==== Given information

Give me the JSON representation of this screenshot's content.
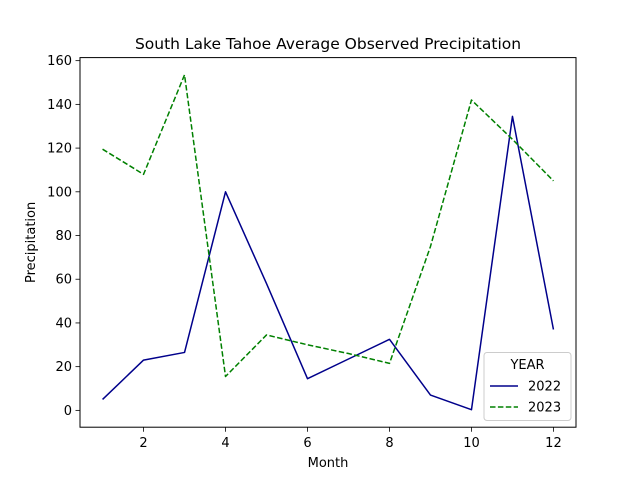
{
  "chart_data": {
    "type": "line",
    "title": "South Lake Tahoe Average Observed Precipitation",
    "xlabel": "Month",
    "ylabel": "Precipitation",
    "xlim": [
      0.45,
      12.55
    ],
    "ylim": [
      -7.7,
      161.4
    ],
    "xticks": [
      2,
      4,
      6,
      8,
      10,
      12
    ],
    "yticks": [
      0,
      20,
      40,
      60,
      80,
      100,
      120,
      140,
      160
    ],
    "grid": false,
    "legend": {
      "title": "YEAR",
      "position": "lower-right"
    },
    "x": [
      1,
      2,
      3,
      4,
      5,
      6,
      7,
      8,
      9,
      10,
      11,
      12
    ],
    "series": [
      {
        "name": "2022",
        "color": "#00008b",
        "style": "solid",
        "values": [
          5.0,
          23.0,
          26.5,
          100.0,
          58.0,
          14.5,
          23.5,
          32.5,
          7.0,
          0.3,
          134.5,
          37.0
        ]
      },
      {
        "name": "2023",
        "color": "#008000",
        "style": "dashed",
        "values": [
          119.5,
          108.0,
          153.5,
          15.5,
          34.5,
          30.0,
          26.0,
          21.5,
          75.0,
          142.0,
          124.0,
          105.0
        ]
      }
    ]
  }
}
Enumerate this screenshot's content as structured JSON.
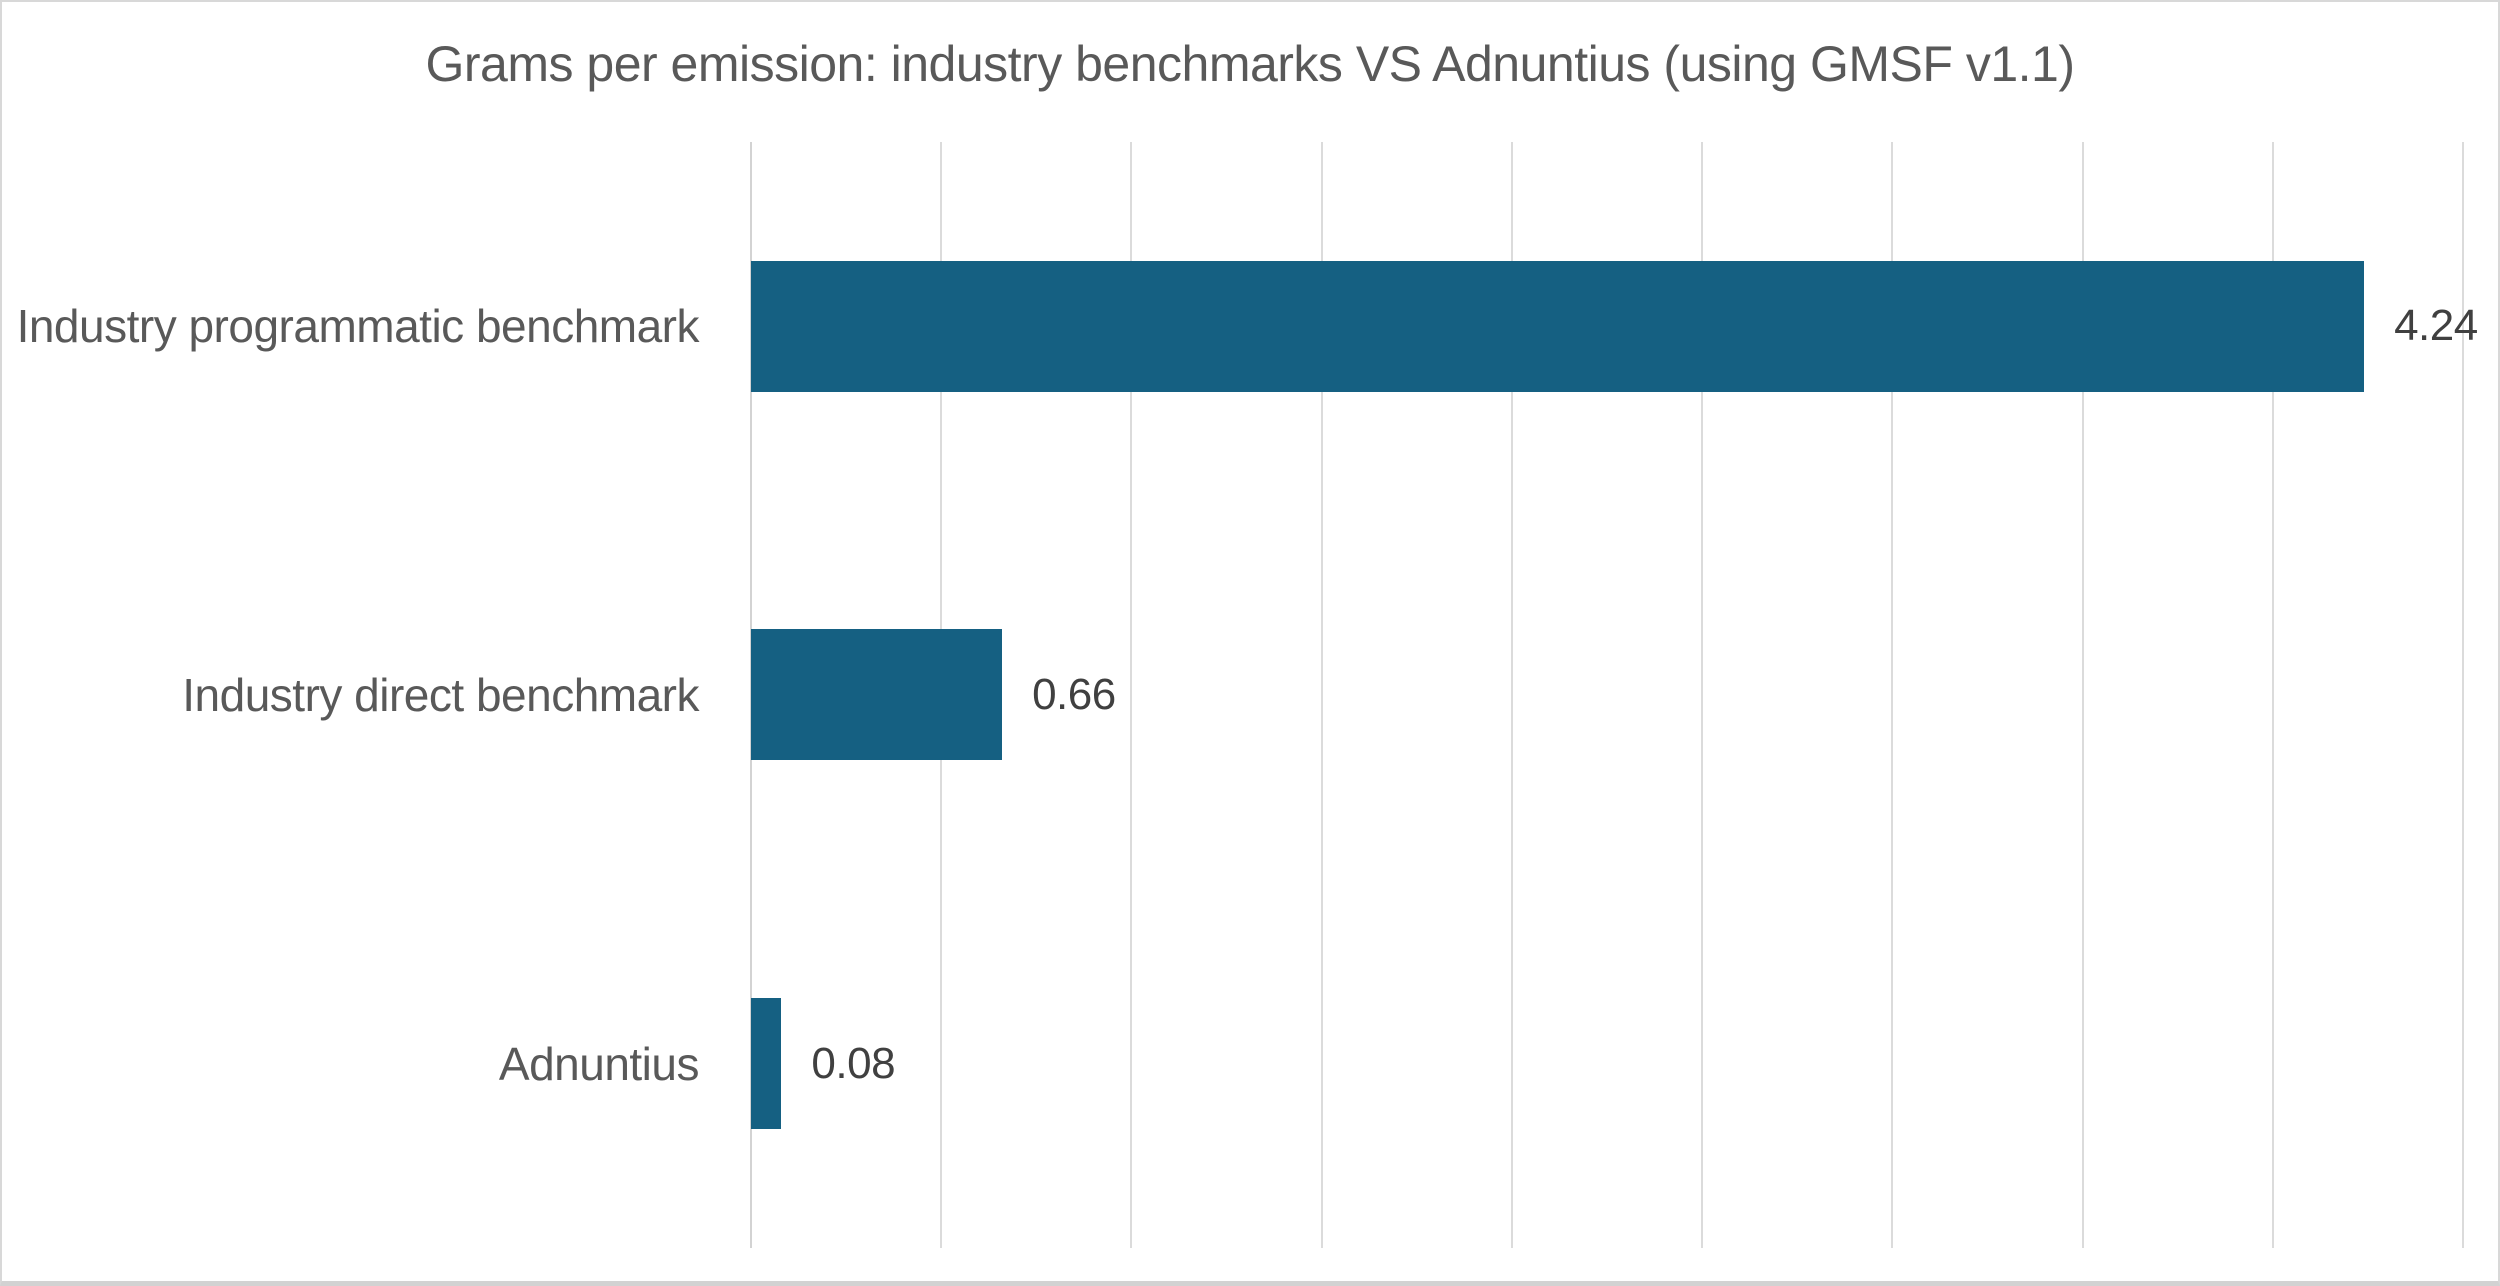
{
  "chart_data": {
    "type": "bar",
    "orientation": "horizontal",
    "title": "Grams per emission: industry benchmarks VS Adnuntius (using GMSF v1.1)",
    "categories": [
      "Industry programmatic benchmark",
      "Industry direct benchmark",
      "Adnuntius"
    ],
    "values": [
      4.24,
      0.66,
      0.08
    ],
    "data_labels": [
      "4.24",
      "0.66",
      "0.08"
    ],
    "xlim": [
      0,
      4.5
    ],
    "gridline_step": 0.5,
    "grid": true,
    "x_tick_labels_visible": false,
    "y_axis_tick_labels_visible": true,
    "legend": "none",
    "colors": {
      "bar": "#156082",
      "gridline": "#dbdbdb",
      "axis_line": "#d3d3d3",
      "title_text": "#595959",
      "category_text": "#595959",
      "value_text": "#404040",
      "background": "#ffffff",
      "border": "#d8d8d8",
      "border_bottom": "#d2d2d2"
    }
  }
}
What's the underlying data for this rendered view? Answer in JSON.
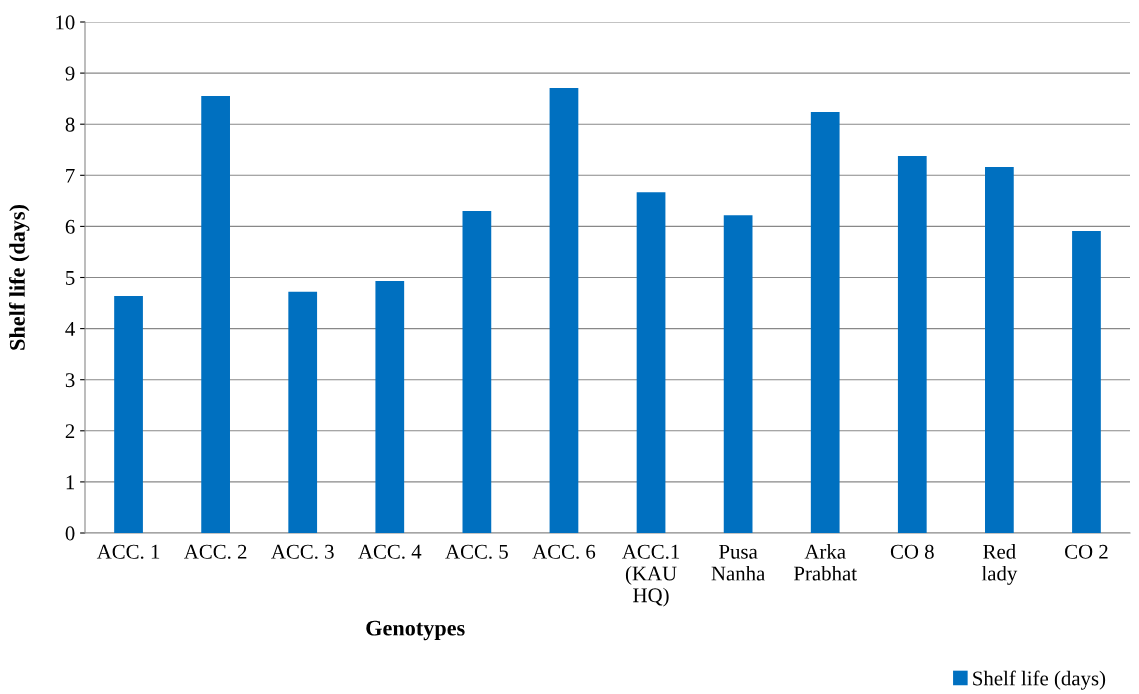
{
  "chart_data": {
    "type": "bar",
    "xlabel": "Genotypes",
    "ylabel": "Shelf life (days)",
    "categories": [
      "ACC. 1",
      "ACC. 2",
      "ACC. 3",
      "ACC. 4",
      "ACC. 5",
      "ACC. 6",
      "ACC.1 (KAU HQ)",
      "Pusa Nanha",
      "Arka Prabhat",
      "CO 8",
      "Red lady",
      "CO 2"
    ],
    "series": [
      {
        "name": "Shelf life (days)",
        "color": "#0070c0",
        "values": [
          4.64,
          8.55,
          4.72,
          4.93,
          6.3,
          8.71,
          6.67,
          6.22,
          8.24,
          7.38,
          7.16,
          5.91
        ]
      }
    ],
    "ylim": [
      0,
      10
    ],
    "yticks": [
      0,
      1,
      2,
      3,
      4,
      5,
      6,
      7,
      8,
      9,
      10
    ],
    "grid": "y",
    "legend": "bottom right"
  }
}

========

## Instructions for the task
Your task is to reproduce all of the material exactly. The pictures stay out.

## Solution for this problem
Give me the JSON representation of this screenshot's content.
{
  "chart_data": {
    "type": "line",
    "title": "South Lake Tahoe Average Observed Precipitation",
    "xlabel": "Month",
    "ylabel": "Precipitation",
    "xlim": [
      0.45,
      12.55
    ],
    "ylim": [
      -7.7,
      161.4
    ],
    "xticks": [
      2,
      4,
      6,
      8,
      10,
      12
    ],
    "yticks": [
      0,
      20,
      40,
      60,
      80,
      100,
      120,
      140,
      160
    ],
    "grid": false,
    "legend": {
      "title": "YEAR",
      "position": "lower-right"
    },
    "x": [
      1,
      2,
      3,
      4,
      5,
      6,
      7,
      8,
      9,
      10,
      11,
      12
    ],
    "series": [
      {
        "name": "2022",
        "color": "#00008b",
        "style": "solid",
        "values": [
          5.0,
          23.0,
          26.5,
          100.0,
          58.0,
          14.5,
          23.5,
          32.5,
          7.0,
          0.3,
          134.5,
          37.0
        ]
      },
      {
        "name": "2023",
        "color": "#008000",
        "style": "dashed",
        "values": [
          119.5,
          108.0,
          153.5,
          15.5,
          34.5,
          30.0,
          26.0,
          21.5,
          75.0,
          142.0,
          124.0,
          105.0
        ]
      }
    ]
  }
}
Enumerate this screenshot's content as structured JSON.
{
  "chart_data": {
    "type": "bar",
    "orientation": "horizontal",
    "title": "Grams per emission: industry benchmarks VS Adnuntius (using GMSF v1.1)",
    "categories": [
      "Industry programmatic benchmark",
      "Industry direct benchmark",
      "Adnuntius"
    ],
    "values": [
      4.24,
      0.66,
      0.08
    ],
    "data_labels": [
      "4.24",
      "0.66",
      "0.08"
    ],
    "xlim": [
      0,
      4.5
    ],
    "gridline_step": 0.5,
    "grid": true,
    "x_tick_labels_visible": false,
    "y_axis_tick_labels_visible": true,
    "legend": "none",
    "colors": {
      "bar": "#156082",
      "gridline": "#dbdbdb",
      "axis_line": "#d3d3d3",
      "title_text": "#595959",
      "category_text": "#595959",
      "value_text": "#404040",
      "background": "#ffffff",
      "border": "#d8d8d8",
      "border_bottom": "#d2d2d2"
    }
  }
}
What's the underlying data for this rendered view? Answer in JSON.
{
  "chart_data": {
    "type": "bar",
    "xlabel": "Genotypes",
    "ylabel": "Shelf life (days)",
    "categories": [
      "ACC. 1",
      "ACC. 2",
      "ACC. 3",
      "ACC. 4",
      "ACC. 5",
      "ACC. 6",
      "ACC.1 (KAU HQ)",
      "Pusa Nanha",
      "Arka Prabhat",
      "CO 8",
      "Red lady",
      "CO 2"
    ],
    "series": [
      {
        "name": "Shelf life (days)",
        "color": "#0070c0",
        "values": [
          4.64,
          8.55,
          4.72,
          4.93,
          6.3,
          8.71,
          6.67,
          6.22,
          8.24,
          7.38,
          7.16,
          5.91
        ]
      }
    ],
    "ylim": [
      0,
      10
    ],
    "yticks": [
      0,
      1,
      2,
      3,
      4,
      5,
      6,
      7,
      8,
      9,
      10
    ],
    "grid": "y",
    "legend": "bottom right"
  }
}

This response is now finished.